**所给文本**
########

DNA转染是一种重要的实验技术,在基因研究和基因治疗等领域发挥着重要作用,外源DNA/RNA不整合到宿主染色体中,因此一个宿主细胞中可存在多个拷贝数,产生高水平的表达,但通常只持续几天,多用于启动子和其它调控元件的分析;外源性DNA既可以整合至细胞染色体,也可以作为游离体(episome)存在。尽管线性DNA比超螺旋DNA转入量低但整合率高。外源性DNA整合至染色体中概率很小,大约1/104转染细胞能整合,通常需要通过一些选择性标记反复筛选,以得到稳定转染的同源细胞系。
DNA转染的使用注意事项:
1.细胞状态:选择传代次数较低并处于对数生长期的细胞进行转染,确保细胞生长旺盛,容易转染。细胞状态不好会导致转染效率低下。
2.转染试剂:不同的细胞类型和实验条件可能需要不同的转染试剂和优化条件。应根据实验室的具体条件来确定转染条件。
3.DNA质量:用于转染的质粒DNA必须无蛋白质、RNA和其他化学物质的污染。同时,确保质粒OD值A260/A280比值应在1.8以上,以保证DNA的纯度。
4.培养基血清:在开始准备DNA和阳离子脂质体试剂稀释液时使用无血清的培养基。因为血清会影响复合物的形成。但阳离子脂质体和DNA-阳离子脂质体试剂的复合物在形成时,对血清的存在不太敏感。
5.抗生素使用:在转染培养基中不能使用抗生素,因为抗生素会降低细胞的活性,导致转染效率低。对于稳定转染,在筛选抗生素加入前至少要留出24-48h。
DNA转染的测定步骤涉及多个环节,每一步都需要仔细操作以确保实验的准确性和可靠性。同时,在使用该技术时还需要注意多个方面,遵循这些注意事项可以提高转染效率、减少细胞损伤并确保实验结果的准确性和可重复性。

########

**所给材料**
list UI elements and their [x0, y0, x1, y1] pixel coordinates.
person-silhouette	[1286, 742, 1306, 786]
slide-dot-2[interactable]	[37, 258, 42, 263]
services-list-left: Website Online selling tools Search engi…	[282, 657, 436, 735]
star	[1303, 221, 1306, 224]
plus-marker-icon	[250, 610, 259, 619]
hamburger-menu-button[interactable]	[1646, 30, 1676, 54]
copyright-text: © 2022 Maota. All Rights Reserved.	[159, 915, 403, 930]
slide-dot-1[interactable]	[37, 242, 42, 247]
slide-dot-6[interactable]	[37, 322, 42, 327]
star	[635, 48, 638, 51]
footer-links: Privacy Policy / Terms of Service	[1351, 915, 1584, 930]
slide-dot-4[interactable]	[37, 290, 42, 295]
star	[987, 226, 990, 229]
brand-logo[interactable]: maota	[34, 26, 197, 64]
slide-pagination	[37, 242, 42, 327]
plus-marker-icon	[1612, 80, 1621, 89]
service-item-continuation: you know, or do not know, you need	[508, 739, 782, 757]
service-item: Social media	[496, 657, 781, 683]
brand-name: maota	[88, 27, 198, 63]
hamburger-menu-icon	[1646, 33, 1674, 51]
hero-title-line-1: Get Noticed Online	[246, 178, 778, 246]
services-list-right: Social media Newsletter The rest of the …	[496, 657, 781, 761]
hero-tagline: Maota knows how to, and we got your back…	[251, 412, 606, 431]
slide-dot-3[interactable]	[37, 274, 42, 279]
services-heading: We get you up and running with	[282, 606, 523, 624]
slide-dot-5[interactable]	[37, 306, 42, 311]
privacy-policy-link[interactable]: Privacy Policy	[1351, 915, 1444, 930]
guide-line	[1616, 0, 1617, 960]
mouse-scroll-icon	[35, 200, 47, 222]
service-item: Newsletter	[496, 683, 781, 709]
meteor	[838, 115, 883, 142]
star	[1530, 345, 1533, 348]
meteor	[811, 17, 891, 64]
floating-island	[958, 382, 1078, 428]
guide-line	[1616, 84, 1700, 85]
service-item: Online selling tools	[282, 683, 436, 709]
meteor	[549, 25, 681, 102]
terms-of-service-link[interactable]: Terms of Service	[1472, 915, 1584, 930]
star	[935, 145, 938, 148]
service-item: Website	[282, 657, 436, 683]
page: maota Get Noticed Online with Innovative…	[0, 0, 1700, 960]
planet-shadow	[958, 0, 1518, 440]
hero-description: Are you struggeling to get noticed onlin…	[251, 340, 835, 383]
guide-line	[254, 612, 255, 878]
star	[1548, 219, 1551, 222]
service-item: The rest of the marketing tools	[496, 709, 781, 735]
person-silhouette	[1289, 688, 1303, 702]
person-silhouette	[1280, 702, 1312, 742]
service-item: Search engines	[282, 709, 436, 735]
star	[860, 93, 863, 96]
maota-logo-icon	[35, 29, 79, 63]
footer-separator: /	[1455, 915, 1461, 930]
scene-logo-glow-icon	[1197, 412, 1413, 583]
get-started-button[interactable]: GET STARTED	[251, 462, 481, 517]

########

**练习任务**
**A)** 判断以下三项说法是否符合上文关于DNA转染的文本，每项回答“是”或“否”，并一字不差地引用文本中起决定作用的原句：(i) 转染培养基中可以加入抗生素；(ii) 用于转染的质粒A260/A280比值应在1.8以上；(iii) 线性DNA比超螺旋DNA的转入量高。
**B)** 将上文关于DNA转染的文本中的这句话译成英文：“选择传代次数较低并处于对数生长期的细胞进行转染，确保细胞生长旺盛，容易转染。”

**任务答案**
**A)**
(i) 否。“在转染培养基中不能使用抗生素”
(ii) 是。“确保质粒OD值A260/A280比值应在1.8以上”
(iii) 否。“尽管线性DNA比超螺旋DNA转入量低但整合率高”

**B)** Select cells with a low passage number that are in the logarithmic growth phase for transfection, ensuring that the cells are growing vigorously and are easy to transfect.